→ **Text provided**
September 19, 2017

Archives for May 2017

What does it mean to ask for an “explainable” algorithm?

One of the standard critiques of using algorithms for decision-making about people, and especially for consequential decisions about access to housing, credit, education, and so on, is that the algorithms don’t provide an “explanation” for their results or the results aren’t “interpretable.”  This is a serious issue, but discussions of it are often frustrating. The reason, I think, is that different people mean different things when they ask for an explanation of an algorithm’s results.

Before unpacking the different flavors of explainability, let’s stop for a moment to consider that the alternative to algorithmic decisionmaking is human decisionmaking. And let’s consider the drawbacks of relying on the human brain, a mechanism that is notoriously complex, difficult to understand, and prone to bias. Surely an algorithm is more knowable than a brain. After all, with an algorithm it is possible to examine exactly which inputs factored in to a decision, and every detailed step of how these inputs were used to get to a final result. Brains are inherently less transparent, and no less biased. So why might we still complain that the algorithm does not provide an explanation?

We should also dispense with cases where the algorithm is just inaccurate–where a well-informed analyst can understand the algorithm but will see it as producing answers that are wrong. That is a problem, but it is not a problem of explainability.

So what are people asking for when they say they want an explanation? I can think of at least four types of explainability problems.

The first type of explainability problem is a claim of confidentiality. Somebody knows relevant information about how a decision was made, but they choose to withhold it because they claim it is a trade secret, or that disclosing it would undermine security somehow, or that they simply prefer not to reveal it. This is not a problem with the algorithm, it’s an institutional/legal problem.

The second type of explainability problem is complexity. Here everything about the algorithm is known, but somebody feels that the algorithm is so complex that they cannot understand it. It will always be possible to answer what-if questions, such as how the algorithm’s result would have been different had the person been one year older, or had an extra $1000 of annual income, or had one fewer prior misdemeanor conviction, or whatever. So complexity can only be a barrier to big-picture understanding, not to understanding which factors might have changed a particular person’s outcome.

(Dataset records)
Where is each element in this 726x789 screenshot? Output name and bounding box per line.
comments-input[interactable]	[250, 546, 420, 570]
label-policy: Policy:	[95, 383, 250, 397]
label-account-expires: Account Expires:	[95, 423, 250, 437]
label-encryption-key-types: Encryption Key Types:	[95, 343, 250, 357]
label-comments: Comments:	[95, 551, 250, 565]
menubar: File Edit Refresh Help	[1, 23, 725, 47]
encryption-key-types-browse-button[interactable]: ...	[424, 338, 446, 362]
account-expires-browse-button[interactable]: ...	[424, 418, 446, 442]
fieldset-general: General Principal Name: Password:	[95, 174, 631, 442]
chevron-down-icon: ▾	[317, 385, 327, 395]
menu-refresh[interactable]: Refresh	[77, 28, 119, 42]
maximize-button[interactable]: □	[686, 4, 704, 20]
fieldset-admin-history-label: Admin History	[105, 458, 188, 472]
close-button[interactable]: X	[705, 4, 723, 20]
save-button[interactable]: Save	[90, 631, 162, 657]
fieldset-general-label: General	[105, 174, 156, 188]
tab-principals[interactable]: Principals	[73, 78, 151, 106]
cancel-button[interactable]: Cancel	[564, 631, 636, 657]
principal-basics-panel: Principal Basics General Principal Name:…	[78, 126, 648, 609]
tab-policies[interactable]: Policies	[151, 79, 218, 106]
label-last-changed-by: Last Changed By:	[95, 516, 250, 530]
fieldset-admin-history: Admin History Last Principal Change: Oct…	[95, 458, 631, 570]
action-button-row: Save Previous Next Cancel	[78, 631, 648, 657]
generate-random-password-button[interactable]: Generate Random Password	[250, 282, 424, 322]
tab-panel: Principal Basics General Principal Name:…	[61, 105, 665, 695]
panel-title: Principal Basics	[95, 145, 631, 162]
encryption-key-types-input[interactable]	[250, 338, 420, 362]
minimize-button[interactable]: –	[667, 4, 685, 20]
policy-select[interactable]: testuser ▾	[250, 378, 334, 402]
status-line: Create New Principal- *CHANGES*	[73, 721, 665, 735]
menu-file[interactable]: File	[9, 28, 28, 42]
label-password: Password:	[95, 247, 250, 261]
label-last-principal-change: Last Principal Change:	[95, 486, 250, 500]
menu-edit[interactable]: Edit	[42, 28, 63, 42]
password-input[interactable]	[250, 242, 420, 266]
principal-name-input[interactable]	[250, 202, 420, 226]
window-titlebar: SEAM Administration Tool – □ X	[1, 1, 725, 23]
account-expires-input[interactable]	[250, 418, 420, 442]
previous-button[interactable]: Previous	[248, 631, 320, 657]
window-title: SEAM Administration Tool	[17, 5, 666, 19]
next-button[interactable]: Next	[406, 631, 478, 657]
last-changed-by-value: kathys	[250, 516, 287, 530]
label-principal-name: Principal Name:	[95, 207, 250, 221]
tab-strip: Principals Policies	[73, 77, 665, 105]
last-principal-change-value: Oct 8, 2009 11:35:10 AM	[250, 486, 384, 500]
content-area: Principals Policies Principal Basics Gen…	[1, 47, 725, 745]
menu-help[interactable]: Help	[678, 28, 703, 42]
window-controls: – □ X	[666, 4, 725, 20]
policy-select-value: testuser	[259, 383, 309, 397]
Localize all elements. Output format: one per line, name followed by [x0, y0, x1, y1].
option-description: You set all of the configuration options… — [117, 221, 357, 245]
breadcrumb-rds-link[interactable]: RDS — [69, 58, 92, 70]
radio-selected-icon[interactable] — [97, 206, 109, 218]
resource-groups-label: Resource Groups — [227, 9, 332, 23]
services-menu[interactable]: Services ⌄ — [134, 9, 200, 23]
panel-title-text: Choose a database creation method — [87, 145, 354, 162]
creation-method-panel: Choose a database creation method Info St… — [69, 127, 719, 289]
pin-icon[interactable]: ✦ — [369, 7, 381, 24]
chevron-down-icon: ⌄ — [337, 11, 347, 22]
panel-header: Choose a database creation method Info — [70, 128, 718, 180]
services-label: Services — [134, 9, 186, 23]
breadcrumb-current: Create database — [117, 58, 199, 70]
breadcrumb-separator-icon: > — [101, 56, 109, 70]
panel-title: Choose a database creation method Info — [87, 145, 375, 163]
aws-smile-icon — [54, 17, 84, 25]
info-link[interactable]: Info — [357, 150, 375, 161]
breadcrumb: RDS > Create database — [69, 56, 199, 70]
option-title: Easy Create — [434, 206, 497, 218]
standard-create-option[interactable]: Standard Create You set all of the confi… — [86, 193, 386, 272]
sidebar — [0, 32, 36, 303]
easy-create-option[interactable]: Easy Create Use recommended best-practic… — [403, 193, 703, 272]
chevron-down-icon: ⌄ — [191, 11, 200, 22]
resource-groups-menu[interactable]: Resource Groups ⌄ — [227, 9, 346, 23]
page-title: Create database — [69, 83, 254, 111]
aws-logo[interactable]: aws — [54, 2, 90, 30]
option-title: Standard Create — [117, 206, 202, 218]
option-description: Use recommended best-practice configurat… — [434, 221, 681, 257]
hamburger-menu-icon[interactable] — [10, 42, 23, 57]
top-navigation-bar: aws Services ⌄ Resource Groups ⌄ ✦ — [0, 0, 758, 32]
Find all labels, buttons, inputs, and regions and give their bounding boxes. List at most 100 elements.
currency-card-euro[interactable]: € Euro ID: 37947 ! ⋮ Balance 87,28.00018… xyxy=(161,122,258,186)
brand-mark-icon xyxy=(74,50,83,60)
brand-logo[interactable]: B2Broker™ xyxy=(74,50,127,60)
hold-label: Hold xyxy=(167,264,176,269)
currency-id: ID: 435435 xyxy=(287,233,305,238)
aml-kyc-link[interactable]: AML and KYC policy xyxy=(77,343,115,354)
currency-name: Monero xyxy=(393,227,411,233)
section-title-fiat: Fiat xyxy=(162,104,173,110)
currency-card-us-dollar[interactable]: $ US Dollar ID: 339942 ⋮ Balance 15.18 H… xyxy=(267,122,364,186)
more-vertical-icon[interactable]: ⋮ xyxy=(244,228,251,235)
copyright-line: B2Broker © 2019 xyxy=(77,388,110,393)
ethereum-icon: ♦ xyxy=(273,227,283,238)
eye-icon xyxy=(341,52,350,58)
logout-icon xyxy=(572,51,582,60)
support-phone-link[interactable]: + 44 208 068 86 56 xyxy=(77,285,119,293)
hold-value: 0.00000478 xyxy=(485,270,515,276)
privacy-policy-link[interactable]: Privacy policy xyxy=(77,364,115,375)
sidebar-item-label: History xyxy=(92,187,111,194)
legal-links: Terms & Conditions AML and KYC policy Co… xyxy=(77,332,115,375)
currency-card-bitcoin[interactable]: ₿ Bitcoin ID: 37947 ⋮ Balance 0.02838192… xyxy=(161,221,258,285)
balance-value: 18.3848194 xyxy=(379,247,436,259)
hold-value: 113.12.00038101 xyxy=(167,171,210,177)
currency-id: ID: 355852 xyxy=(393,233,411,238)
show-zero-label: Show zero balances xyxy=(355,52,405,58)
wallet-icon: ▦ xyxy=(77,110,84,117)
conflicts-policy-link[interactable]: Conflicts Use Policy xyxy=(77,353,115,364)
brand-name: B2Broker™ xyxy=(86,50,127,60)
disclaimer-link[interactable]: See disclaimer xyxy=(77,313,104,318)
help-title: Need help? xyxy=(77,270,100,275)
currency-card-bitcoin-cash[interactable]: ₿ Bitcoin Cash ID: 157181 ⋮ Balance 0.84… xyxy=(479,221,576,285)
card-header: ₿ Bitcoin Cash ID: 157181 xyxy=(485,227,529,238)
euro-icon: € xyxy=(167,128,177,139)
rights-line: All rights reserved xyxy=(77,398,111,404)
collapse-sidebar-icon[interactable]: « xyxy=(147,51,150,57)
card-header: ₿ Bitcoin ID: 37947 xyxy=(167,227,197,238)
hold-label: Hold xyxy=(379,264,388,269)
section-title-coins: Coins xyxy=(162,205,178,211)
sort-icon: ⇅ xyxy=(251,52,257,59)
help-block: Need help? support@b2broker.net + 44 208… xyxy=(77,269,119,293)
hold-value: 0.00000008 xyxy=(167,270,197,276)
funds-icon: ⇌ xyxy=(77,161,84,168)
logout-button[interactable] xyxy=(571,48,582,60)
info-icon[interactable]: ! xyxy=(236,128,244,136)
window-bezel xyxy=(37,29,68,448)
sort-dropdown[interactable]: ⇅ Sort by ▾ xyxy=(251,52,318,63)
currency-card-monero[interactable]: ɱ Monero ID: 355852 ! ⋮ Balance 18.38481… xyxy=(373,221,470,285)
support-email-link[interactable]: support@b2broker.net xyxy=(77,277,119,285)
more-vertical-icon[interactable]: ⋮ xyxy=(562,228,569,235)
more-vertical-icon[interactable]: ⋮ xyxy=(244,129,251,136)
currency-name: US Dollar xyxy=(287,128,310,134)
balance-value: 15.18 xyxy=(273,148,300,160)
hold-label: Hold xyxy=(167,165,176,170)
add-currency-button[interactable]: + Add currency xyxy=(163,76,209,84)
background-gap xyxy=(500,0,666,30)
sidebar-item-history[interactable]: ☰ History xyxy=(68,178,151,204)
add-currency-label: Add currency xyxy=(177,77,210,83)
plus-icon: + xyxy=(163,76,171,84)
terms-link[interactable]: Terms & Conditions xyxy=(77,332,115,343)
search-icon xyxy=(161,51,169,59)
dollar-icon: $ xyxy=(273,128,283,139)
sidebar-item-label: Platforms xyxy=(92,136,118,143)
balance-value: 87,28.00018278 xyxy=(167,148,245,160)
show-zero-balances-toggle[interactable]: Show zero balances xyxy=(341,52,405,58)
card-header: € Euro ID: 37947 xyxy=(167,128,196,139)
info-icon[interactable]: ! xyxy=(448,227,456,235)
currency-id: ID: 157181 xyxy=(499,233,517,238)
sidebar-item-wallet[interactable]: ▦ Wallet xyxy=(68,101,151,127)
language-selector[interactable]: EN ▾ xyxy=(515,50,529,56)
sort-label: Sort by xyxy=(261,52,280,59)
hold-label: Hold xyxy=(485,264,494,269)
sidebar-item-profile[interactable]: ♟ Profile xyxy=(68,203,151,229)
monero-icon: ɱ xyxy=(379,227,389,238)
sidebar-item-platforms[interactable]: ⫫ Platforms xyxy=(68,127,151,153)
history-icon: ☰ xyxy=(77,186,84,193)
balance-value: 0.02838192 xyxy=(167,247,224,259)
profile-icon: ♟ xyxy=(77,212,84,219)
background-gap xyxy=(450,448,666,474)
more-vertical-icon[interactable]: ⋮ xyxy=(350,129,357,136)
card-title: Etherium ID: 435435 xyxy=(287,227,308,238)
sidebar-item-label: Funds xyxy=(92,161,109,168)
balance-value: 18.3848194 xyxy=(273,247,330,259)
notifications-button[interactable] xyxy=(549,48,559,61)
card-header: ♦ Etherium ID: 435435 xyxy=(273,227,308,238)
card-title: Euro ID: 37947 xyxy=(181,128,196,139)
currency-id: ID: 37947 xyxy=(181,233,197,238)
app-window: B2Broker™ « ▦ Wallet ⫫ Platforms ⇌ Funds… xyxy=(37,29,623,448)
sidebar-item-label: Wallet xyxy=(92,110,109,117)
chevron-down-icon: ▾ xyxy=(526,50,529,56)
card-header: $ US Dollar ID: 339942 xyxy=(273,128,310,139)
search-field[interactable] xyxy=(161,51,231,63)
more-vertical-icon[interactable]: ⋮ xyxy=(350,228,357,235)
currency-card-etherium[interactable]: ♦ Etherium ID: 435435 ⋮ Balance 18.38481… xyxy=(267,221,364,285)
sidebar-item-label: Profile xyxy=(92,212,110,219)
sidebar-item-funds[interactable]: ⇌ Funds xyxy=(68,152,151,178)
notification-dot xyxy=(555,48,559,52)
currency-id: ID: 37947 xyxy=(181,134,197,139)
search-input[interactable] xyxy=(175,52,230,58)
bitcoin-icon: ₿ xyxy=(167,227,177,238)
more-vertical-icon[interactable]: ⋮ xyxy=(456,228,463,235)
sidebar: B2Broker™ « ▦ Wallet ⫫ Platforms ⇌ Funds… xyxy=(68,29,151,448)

→ **Exercise details**
Decide whether each statement agrees with the article on explainable algorithms, answering yes or no and quoting the words that settle it: (a) the first type of explainability problem is a problem with the algorithm itself; (b) brains are more transparent than algorithms; (c) complexity can be a barrier to big-picture understanding.

→ **Answer to this task**
(a) No: "This is not a problem with the algorithm, it’s an institutional/legal problem."
(b) No: "Brains are inherently less transparent, and no less biased."
(c) Yes: "So complexity can only be a barrier to big-picture understanding, not to understanding which factors might have changed a particular person’s outcome."